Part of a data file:
.....
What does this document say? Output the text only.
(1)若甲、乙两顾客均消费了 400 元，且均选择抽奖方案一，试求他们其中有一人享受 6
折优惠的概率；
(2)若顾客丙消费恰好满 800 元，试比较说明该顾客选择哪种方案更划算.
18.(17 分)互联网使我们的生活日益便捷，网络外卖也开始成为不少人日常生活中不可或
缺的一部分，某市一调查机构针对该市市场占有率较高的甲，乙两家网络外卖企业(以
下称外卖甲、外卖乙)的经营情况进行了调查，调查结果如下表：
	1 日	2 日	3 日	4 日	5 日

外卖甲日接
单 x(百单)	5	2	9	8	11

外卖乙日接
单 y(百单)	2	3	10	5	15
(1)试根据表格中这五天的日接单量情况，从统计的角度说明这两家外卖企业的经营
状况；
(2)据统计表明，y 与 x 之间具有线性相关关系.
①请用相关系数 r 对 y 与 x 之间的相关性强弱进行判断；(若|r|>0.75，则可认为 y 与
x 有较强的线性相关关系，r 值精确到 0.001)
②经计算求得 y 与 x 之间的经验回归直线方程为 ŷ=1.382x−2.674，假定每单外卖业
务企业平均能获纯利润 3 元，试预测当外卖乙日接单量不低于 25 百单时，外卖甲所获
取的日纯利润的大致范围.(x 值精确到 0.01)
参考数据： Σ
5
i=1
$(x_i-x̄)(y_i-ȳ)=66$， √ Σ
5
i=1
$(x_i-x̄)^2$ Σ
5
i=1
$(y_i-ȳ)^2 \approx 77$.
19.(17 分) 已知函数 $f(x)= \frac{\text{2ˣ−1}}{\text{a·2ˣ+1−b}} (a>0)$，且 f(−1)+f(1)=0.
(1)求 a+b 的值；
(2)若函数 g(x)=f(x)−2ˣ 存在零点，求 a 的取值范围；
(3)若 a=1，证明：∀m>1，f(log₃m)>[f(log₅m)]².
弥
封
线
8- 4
.....
Reproduce the data shown above exactly.

:: Expected answer ::
What does this document say? Output the text only.
(1)若甲、乙两顾客均消费了 400 元，且均选择抽奖方案一，试求他们其中有一人享受 6
折优惠的概率；
(2)若顾客丙消费恰好满 800 元，试比较说明该顾客选择哪种方案更划算.
18.(17 分)互联网使我们的生活日益便捷，网络外卖也开始成为不少人日常生活中不可或
缺的一部分，某市一调查机构针对该市市场占有率较高的甲，乙两家网络外卖企业(以
下称外卖甲、外卖乙)的经营情况进行了调查，调查结果如下表：
	1 日	2 日	3 日	4 日	5 日

外卖甲日接
单 x(百单)	5	2	9	8	11

外卖乙日接
单 y(百单)	2	3	10	5	15
(1)试根据表格中这五天的日接单量情况，从统计的角度说明这两家外卖企业的经营
状况；
(2)据统计表明，y 与 x 之间具有线性相关关系.
①请用相关系数 r 对 y 与 x 之间的相关性强弱进行判断；(若|r|>0.75，则可认为 y 与
x 有较强的线性相关关系，r 值精确到 0.001)
②经计算求得 y 与 x 之间的经验回归直线方程为 ŷ=1.382x−2.674，假定每单外卖业
务企业平均能获纯利润 3 元，试预测当外卖乙日接单量不低于 25 百单时，外卖甲所获
取的日纯利润的大致范围.(x 值精确到 0.01)
参考数据： Σ
5
i=1
$(x_i-x̄)(y_i-ȳ)=66$， √ Σ
5
i=1
$(x_i-x̄)^2$ Σ
5
i=1
$(y_i-ȳ)^2 \approx 77$.
19.(17 分) 已知函数 $f(x)= \frac{\text{2ˣ−1}}{\text{a·2ˣ+1−b}} (a>0)$，且 f(−1)+f(1)=0.
(1)求 a+b 的值；
(2)若函数 g(x)=f(x)−2ˣ 存在零点，求 a 的取值范围；
(3)若 a=1，证明：∀m>1，f(log₃m)>[f(log₅m)]².
弥
封
线
8- 4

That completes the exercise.